#### Task details
Filter the listing below, copying every line in which the word "this" appears.

#### Data provided

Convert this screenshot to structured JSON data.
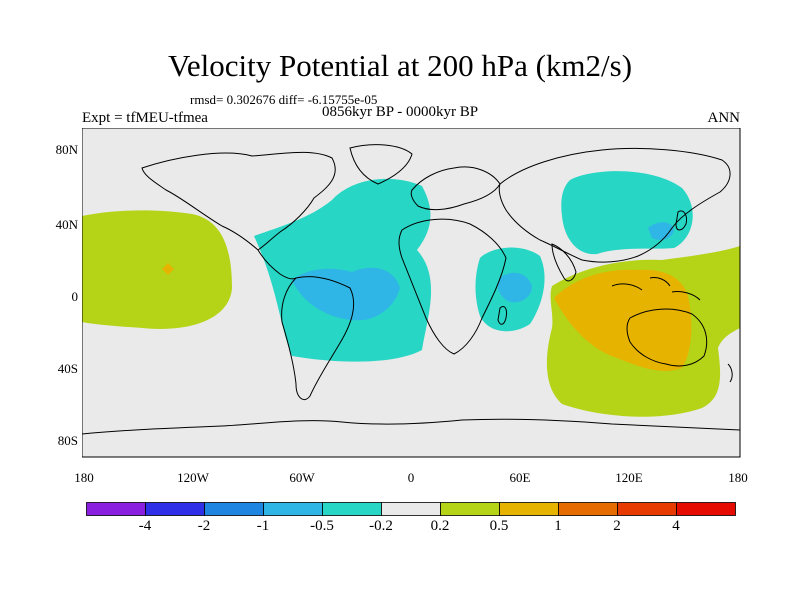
{
  "title": "Velocity Potential at 200 hPa (km2/s)",
  "stats": "rmsd= 0.302676 diff= -6.15755e-05",
  "expt": "Expt = tfMEU-tfmea",
  "period": "0856kyr BP - 0000kyr BP",
  "season": "ANN",
  "lat_labels": [
    "80N",
    "40N",
    "0",
    "40S",
    "80S"
  ],
  "lon_labels": [
    "180",
    "120W",
    "60W",
    "0",
    "60E",
    "120E",
    "180"
  ],
  "colorbar": {
    "labels": [
      "-4",
      "-2",
      "-1",
      "-0.5",
      "-0.2",
      "0.2",
      "0.5",
      "1",
      "2",
      "4"
    ],
    "colors": [
      "#8a1fe0",
      "#2f2fe8",
      "#1e86e0",
      "#2fb6e6",
      "#27d6c4",
      "#eaeaea",
      "#b5d417",
      "#e6b300",
      "#e66b00",
      "#e63a00",
      "#e60b00"
    ]
  },
  "map_colors": {
    "neg_02": "#27d6c4",
    "neg_05": "#2fb6e6",
    "pos_02": "#b5d417",
    "pos_05": "#e6b300",
    "pos_1": "#e66b00",
    "background": "#eaeaea"
  }
}
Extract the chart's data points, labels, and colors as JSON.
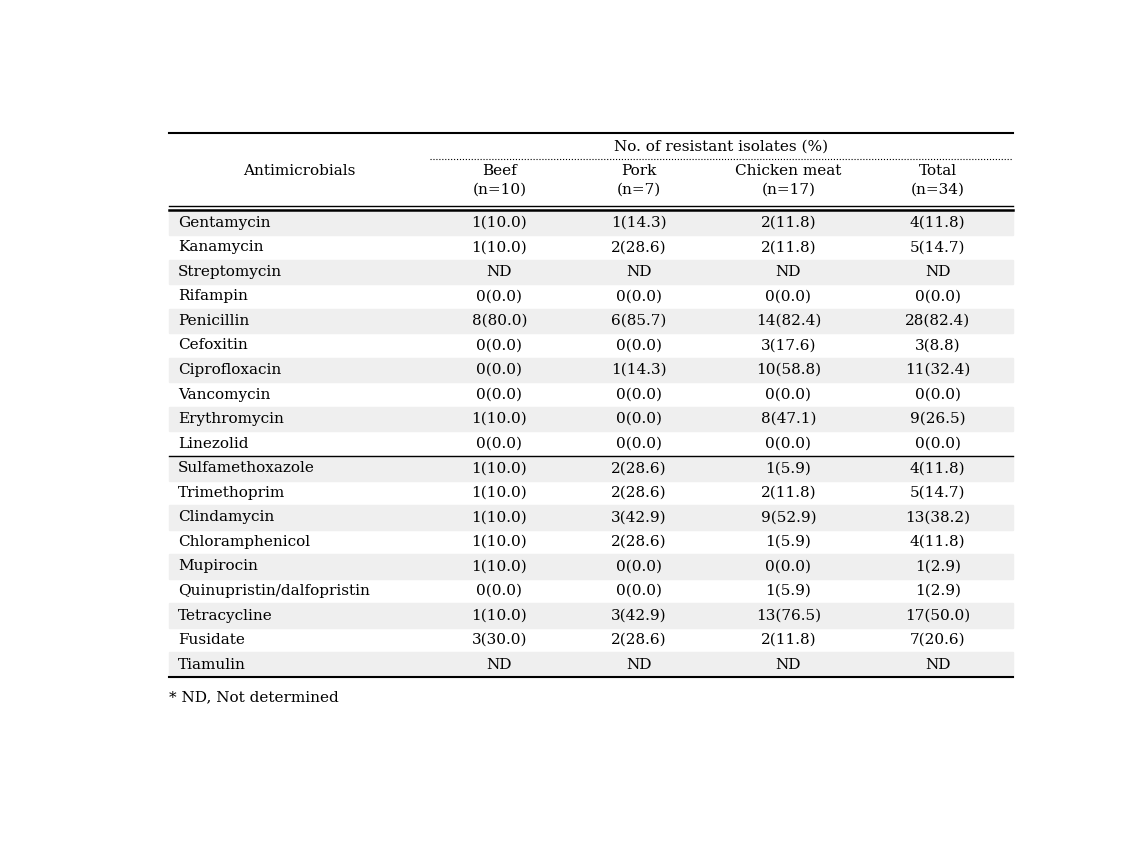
{
  "title_text": "No. of resistant isolates (%)",
  "col_header_line1": [
    "Antimicrobials",
    "Beef",
    "Pork",
    "Chicken meat",
    "Total"
  ],
  "col_header_line2": [
    "",
    "(n=10)",
    "(n=7)",
    "(n=17)",
    "(n=34)"
  ],
  "rows": [
    [
      "Gentamycin",
      "1(10.0)",
      "1(14.3)",
      "2(11.8)",
      "4(11.8)"
    ],
    [
      "Kanamycin",
      "1(10.0)",
      "2(28.6)",
      "2(11.8)",
      "5(14.7)"
    ],
    [
      "Streptomycin",
      "ND",
      "ND",
      "ND",
      "ND"
    ],
    [
      "Rifampin",
      "0(0.0)",
      "0(0.0)",
      "0(0.0)",
      "0(0.0)"
    ],
    [
      "Penicillin",
      "8(80.0)",
      "6(85.7)",
      "14(82.4)",
      "28(82.4)"
    ],
    [
      "Cefoxitin",
      "0(0.0)",
      "0(0.0)",
      "3(17.6)",
      "3(8.8)"
    ],
    [
      "Ciprofloxacin",
      "0(0.0)",
      "1(14.3)",
      "10(58.8)",
      "11(32.4)"
    ],
    [
      "Vancomycin",
      "0(0.0)",
      "0(0.0)",
      "0(0.0)",
      "0(0.0)"
    ],
    [
      "Erythromycin",
      "1(10.0)",
      "0(0.0)",
      "8(47.1)",
      "9(26.5)"
    ],
    [
      "Linezolid",
      "0(0.0)",
      "0(0.0)",
      "0(0.0)",
      "0(0.0)"
    ],
    [
      "Sulfamethoxazole",
      "1(10.0)",
      "2(28.6)",
      "1(5.9)",
      "4(11.8)"
    ],
    [
      "Trimethoprim",
      "1(10.0)",
      "2(28.6)",
      "2(11.8)",
      "5(14.7)"
    ],
    [
      "Clindamycin",
      "1(10.0)",
      "3(42.9)",
      "9(52.9)",
      "13(38.2)"
    ],
    [
      "Chloramphenicol",
      "1(10.0)",
      "2(28.6)",
      "1(5.9)",
      "4(11.8)"
    ],
    [
      "Mupirocin",
      "1(10.0)",
      "0(0.0)",
      "0(0.0)",
      "1(2.9)"
    ],
    [
      "Quinupristin/dalfopristin",
      "0(0.0)",
      "0(0.0)",
      "1(5.9)",
      "1(2.9)"
    ],
    [
      "Tetracycline",
      "1(10.0)",
      "3(42.9)",
      "13(76.5)",
      "17(50.0)"
    ],
    [
      "Fusidate",
      "3(30.0)",
      "2(28.6)",
      "2(11.8)",
      "7(20.6)"
    ],
    [
      "Tiamulin",
      "ND",
      "ND",
      "ND",
      "ND"
    ]
  ],
  "separator_after_row": 9,
  "shaded_rows": [
    0,
    2,
    4,
    6,
    8,
    10,
    12,
    14,
    16,
    18
  ],
  "footer_text": "* ND, Not determined",
  "bg_color": "#ffffff",
  "shade_color": "#efefef",
  "font_size": 11,
  "header_font_size": 11
}
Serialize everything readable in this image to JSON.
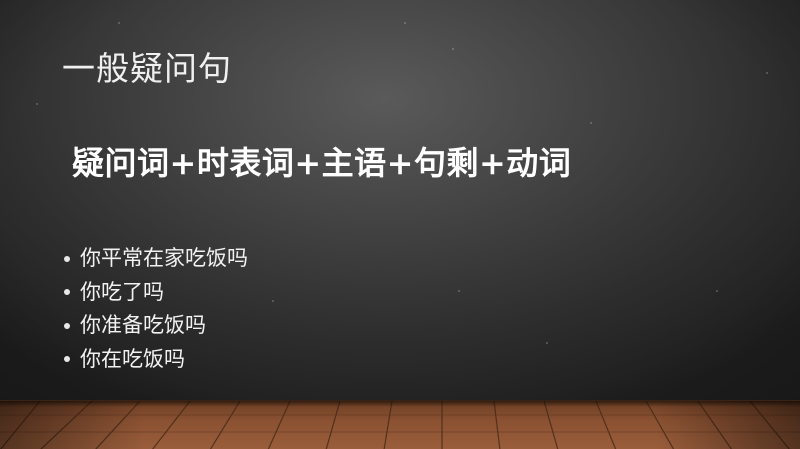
{
  "slide": {
    "title": "一般疑问句",
    "formula": "疑问词+时表词+主语+句剩+动词",
    "bullets": [
      "你平常在家吃饭吗",
      "你吃了吗",
      "你准备吃饭吗",
      "你在吃饭吗"
    ]
  },
  "colors": {
    "background": "#3a3a3a",
    "text": "#f2f2f2",
    "floor": "#8a5132"
  }
}
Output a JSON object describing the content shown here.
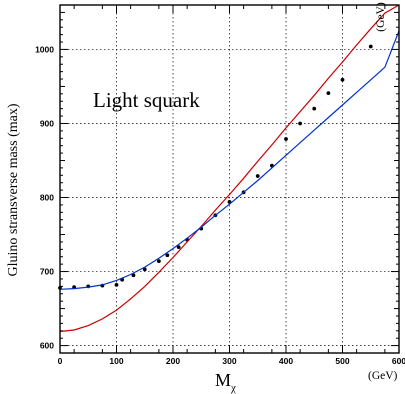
{
  "chart_data": {
    "type": "line",
    "title": "",
    "annotation": "Light squark",
    "xlabel": "M",
    "xlabel_sub": "χ",
    "xunit": "(GeV)",
    "ylabel": "Gluino stransverse mass (max)",
    "yunit": "(GeV)",
    "xlim": [
      0,
      600
    ],
    "ylim": [
      590,
      1060
    ],
    "x_ticks": [
      0,
      100,
      200,
      300,
      400,
      500,
      600
    ],
    "y_ticks": [
      600,
      700,
      800,
      900,
      1000
    ],
    "grid": true,
    "series": [
      {
        "kind": "points",
        "color": "#000000",
        "points": [
          [
            0,
            678
          ],
          [
            25,
            679
          ],
          [
            50,
            680
          ],
          [
            75,
            681
          ],
          [
            100,
            682
          ],
          [
            110,
            689
          ],
          [
            130,
            695
          ],
          [
            150,
            703
          ],
          [
            175,
            714
          ],
          [
            190,
            722
          ],
          [
            210,
            733
          ],
          [
            225,
            743
          ],
          [
            250,
            758
          ],
          [
            275,
            776
          ],
          [
            300,
            794
          ],
          [
            325,
            807
          ],
          [
            350,
            829
          ],
          [
            375,
            843
          ],
          [
            400,
            879
          ],
          [
            425,
            900
          ],
          [
            450,
            920
          ],
          [
            475,
            941
          ],
          [
            500,
            959
          ],
          [
            550,
            1004
          ]
        ]
      },
      {
        "kind": "curve",
        "color": "#cc0000",
        "points": [
          [
            0,
            619
          ],
          [
            25,
            621
          ],
          [
            50,
            627
          ],
          [
            75,
            636
          ],
          [
            100,
            648
          ],
          [
            125,
            663
          ],
          [
            150,
            680
          ],
          [
            175,
            699
          ],
          [
            200,
            719
          ],
          [
            225,
            740
          ],
          [
            250,
            761
          ],
          [
            275,
            783
          ],
          [
            300,
            804
          ],
          [
            325,
            826
          ],
          [
            350,
            849
          ],
          [
            375,
            871
          ],
          [
            400,
            894
          ],
          [
            425,
            916
          ],
          [
            450,
            938
          ],
          [
            475,
            961
          ],
          [
            500,
            983
          ],
          [
            525,
            1006
          ],
          [
            550,
            1028
          ],
          [
            575,
            1049
          ],
          [
            600,
            1060
          ]
        ]
      },
      {
        "kind": "curve",
        "color": "#0033cc",
        "points": [
          [
            0,
            676
          ],
          [
            25,
            677
          ],
          [
            50,
            679
          ],
          [
            75,
            682
          ],
          [
            100,
            688
          ],
          [
            125,
            696
          ],
          [
            150,
            706
          ],
          [
            175,
            718
          ],
          [
            200,
            731
          ],
          [
            225,
            745
          ],
          [
            250,
            760
          ],
          [
            275,
            776
          ],
          [
            300,
            791
          ],
          [
            325,
            807
          ],
          [
            350,
            823
          ],
          [
            375,
            840
          ],
          [
            400,
            857
          ],
          [
            425,
            874
          ],
          [
            450,
            891
          ],
          [
            475,
            908
          ],
          [
            500,
            925
          ],
          [
            525,
            942
          ],
          [
            550,
            959
          ],
          [
            575,
            976
          ],
          [
            600,
            1025
          ]
        ]
      }
    ]
  }
}
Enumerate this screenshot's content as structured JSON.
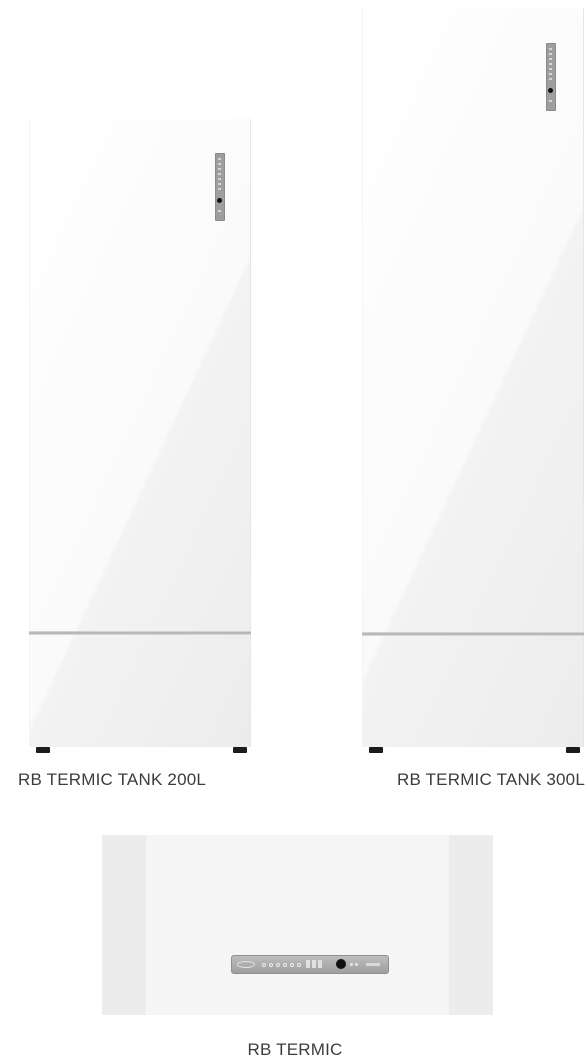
{
  "products": [
    {
      "name": "RB TERMIC TANK 200L"
    },
    {
      "name": "RB TERMIC TANK 300L"
    },
    {
      "name": "RB TERMIC"
    }
  ],
  "colors": {
    "label_text": "#3c3c3c",
    "tank_body": "#f7f7f7",
    "panel": "#9e9e9e",
    "foot": "#1c1c1c",
    "knob": "#111111"
  },
  "icons": {
    "control_panel": "control-panel-icon",
    "knob": "dial-knob-icon",
    "brand_logo": "brand-logo-icon"
  }
}
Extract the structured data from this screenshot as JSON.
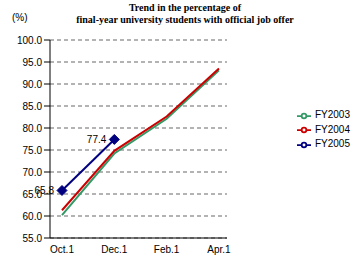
{
  "chart_data": {
    "type": "line",
    "title": "Trend in the percentage of\nfinal-year university students with official job offer",
    "y_label": "(%)",
    "categories": [
      "Oct.1",
      "Dec.1",
      "Feb.1",
      "Apr.1"
    ],
    "series": [
      {
        "name": "FY2003",
        "color": "#339966",
        "marker": "none",
        "line_style": "solid",
        "values": [
          60.2,
          74.2,
          82.1,
          93.1
        ]
      },
      {
        "name": "FY2004",
        "color": "#cc0000",
        "marker": "none",
        "line_style": "solid",
        "values": [
          61.3,
          74.8,
          82.6,
          93.5
        ]
      },
      {
        "name": "FY2005",
        "color": "#000080",
        "marker": "diamond",
        "line_style": "solid",
        "data_labels": true,
        "values": [
          65.8,
          77.4,
          null,
          null
        ]
      }
    ],
    "ylim": [
      55,
      100
    ],
    "yticks": [
      {
        "value": 55,
        "label": "55.0"
      },
      {
        "value": 60,
        "label": "60.0"
      },
      {
        "value": 65,
        "label": "65.0"
      },
      {
        "value": 70,
        "label": "70.0"
      },
      {
        "value": 75,
        "label": "75.0"
      },
      {
        "value": 80,
        "label": "80.0"
      },
      {
        "value": 85,
        "label": "85.0"
      },
      {
        "value": 90,
        "label": "90.0"
      },
      {
        "value": 95,
        "label": "95.0"
      },
      {
        "value": 100,
        "label": "100.0"
      }
    ],
    "grid": true,
    "legend": "right"
  }
}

#### The reply
Convert this screenshot to structured JSON data.
Serialize everything readable in this image to JSON.
Enumerate this screenshot's content as structured JSON.
Extract the structured data from this screenshot as JSON.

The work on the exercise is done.